= THE REQUEST =
Every record should be written out exactly, please.

= AVAILABLE DATA =
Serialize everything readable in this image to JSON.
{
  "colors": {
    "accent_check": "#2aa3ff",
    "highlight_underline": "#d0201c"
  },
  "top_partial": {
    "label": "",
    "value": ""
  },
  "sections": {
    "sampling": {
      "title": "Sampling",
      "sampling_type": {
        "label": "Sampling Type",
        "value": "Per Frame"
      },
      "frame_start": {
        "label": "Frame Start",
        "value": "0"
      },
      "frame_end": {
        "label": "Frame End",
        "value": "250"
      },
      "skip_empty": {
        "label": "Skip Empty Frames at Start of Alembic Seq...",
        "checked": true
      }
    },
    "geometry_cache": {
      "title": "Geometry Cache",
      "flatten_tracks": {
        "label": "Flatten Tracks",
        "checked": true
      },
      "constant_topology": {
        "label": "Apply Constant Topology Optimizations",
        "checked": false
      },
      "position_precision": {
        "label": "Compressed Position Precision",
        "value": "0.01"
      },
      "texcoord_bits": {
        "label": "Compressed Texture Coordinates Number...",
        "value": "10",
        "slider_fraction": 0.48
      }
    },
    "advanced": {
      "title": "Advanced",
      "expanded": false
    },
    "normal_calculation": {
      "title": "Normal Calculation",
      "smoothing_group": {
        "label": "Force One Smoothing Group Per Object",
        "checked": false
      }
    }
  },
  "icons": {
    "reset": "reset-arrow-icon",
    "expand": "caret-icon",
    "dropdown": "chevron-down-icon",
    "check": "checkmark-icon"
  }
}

= COMPLETE ANSWER =
Serialize everything readable in this image to JSON.
{
  "colors": {
    "accent_check": "#2aa3ff",
    "highlight_underline": "#d0201c"
  },
  "top_partial": {
    "label": "",
    "value": ""
  },
  "sections": {
    "sampling": {
      "title": "Sampling",
      "sampling_type": {
        "label": "Sampling Type",
        "value": "Per Frame"
      },
      "frame_start": {
        "label": "Frame Start",
        "value": "0"
      },
      "frame_end": {
        "label": "Frame End",
        "value": "250"
      },
      "skip_empty": {
        "label": "Skip Empty Frames at Start of Alembic Seq...",
        "checked": true
      }
    },
    "geometry_cache": {
      "title": "Geometry Cache",
      "flatten_tracks": {
        "label": "Flatten Tracks",
        "checked": true
      },
      "constant_topology": {
        "label": "Apply Constant Topology Optimizations",
        "checked": false
      },
      "position_precision": {
        "label": "Compressed Position Precision",
        "value": "0.01"
      },
      "texcoord_bits": {
        "label": "Compressed Texture Coordinates Number...",
        "value": "10",
        "slider_fraction": 0.48
      }
    },
    "advanced": {
      "title": "Advanced",
      "expanded": false
    },
    "normal_calculation": {
      "title": "Normal Calculation",
      "smoothing_group": {
        "label": "Force One Smoothing Group Per Object",
        "checked": false
      }
    }
  },
  "icons": {
    "reset": "reset-arrow-icon",
    "expand": "caret-icon",
    "dropdown": "chevron-down-icon",
    "check": "checkmark-icon"
  }
}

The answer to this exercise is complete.